From the listing below, extract each line containing the string "coordinate".

(Figure data in JSON)
──────────────────────────────

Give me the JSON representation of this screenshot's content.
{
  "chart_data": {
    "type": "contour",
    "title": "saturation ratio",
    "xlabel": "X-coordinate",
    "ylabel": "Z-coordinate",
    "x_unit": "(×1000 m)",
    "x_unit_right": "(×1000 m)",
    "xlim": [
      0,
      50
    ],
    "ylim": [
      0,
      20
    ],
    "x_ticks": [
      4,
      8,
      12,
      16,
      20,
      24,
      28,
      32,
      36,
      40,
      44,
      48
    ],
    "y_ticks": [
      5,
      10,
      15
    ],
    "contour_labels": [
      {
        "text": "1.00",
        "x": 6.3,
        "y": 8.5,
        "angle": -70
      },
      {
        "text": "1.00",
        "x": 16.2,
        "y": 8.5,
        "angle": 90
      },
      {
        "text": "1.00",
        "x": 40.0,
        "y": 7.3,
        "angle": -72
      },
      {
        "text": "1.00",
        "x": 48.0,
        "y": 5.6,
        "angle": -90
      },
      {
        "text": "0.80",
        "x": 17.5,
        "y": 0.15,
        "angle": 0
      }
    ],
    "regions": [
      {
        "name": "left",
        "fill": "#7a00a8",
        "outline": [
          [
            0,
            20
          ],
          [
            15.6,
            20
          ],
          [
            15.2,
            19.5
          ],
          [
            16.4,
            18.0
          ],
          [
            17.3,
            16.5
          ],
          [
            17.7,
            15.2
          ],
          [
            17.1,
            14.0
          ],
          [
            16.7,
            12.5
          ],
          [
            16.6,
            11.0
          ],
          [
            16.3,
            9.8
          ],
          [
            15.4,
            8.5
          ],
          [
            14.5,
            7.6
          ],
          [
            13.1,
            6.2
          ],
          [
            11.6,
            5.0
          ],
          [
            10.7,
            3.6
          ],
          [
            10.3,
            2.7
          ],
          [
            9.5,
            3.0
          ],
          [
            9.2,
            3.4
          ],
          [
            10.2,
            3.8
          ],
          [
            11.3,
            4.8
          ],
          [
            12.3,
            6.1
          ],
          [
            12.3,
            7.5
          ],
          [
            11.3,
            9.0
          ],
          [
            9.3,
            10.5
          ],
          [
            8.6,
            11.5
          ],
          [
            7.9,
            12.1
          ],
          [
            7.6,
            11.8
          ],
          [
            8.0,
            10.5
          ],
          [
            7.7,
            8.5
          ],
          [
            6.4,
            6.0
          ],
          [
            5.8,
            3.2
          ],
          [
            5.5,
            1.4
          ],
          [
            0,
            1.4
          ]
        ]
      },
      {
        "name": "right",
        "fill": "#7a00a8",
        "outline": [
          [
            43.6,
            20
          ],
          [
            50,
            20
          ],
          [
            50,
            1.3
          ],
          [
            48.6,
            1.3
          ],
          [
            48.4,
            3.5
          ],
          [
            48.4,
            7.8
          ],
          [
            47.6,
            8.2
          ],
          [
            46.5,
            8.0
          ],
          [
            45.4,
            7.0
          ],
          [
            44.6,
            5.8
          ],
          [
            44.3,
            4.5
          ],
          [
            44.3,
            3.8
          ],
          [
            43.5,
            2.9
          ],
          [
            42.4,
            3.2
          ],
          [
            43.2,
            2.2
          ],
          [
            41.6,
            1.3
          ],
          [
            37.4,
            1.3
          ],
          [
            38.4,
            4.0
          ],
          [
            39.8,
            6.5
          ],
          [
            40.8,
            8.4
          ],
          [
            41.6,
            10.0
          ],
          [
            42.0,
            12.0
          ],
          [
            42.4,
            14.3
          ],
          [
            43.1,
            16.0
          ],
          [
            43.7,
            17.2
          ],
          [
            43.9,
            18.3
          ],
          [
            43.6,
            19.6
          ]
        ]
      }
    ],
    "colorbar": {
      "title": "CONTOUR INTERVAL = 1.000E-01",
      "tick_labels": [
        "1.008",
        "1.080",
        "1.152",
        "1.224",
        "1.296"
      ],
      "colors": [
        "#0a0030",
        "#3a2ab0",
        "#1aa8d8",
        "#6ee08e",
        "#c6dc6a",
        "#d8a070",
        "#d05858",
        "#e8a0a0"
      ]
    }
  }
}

──────────────────────────────

● ANSWER TO THE TASK
    "xlabel": "X-coordinate",
    "ylabel": "Z-coordinate",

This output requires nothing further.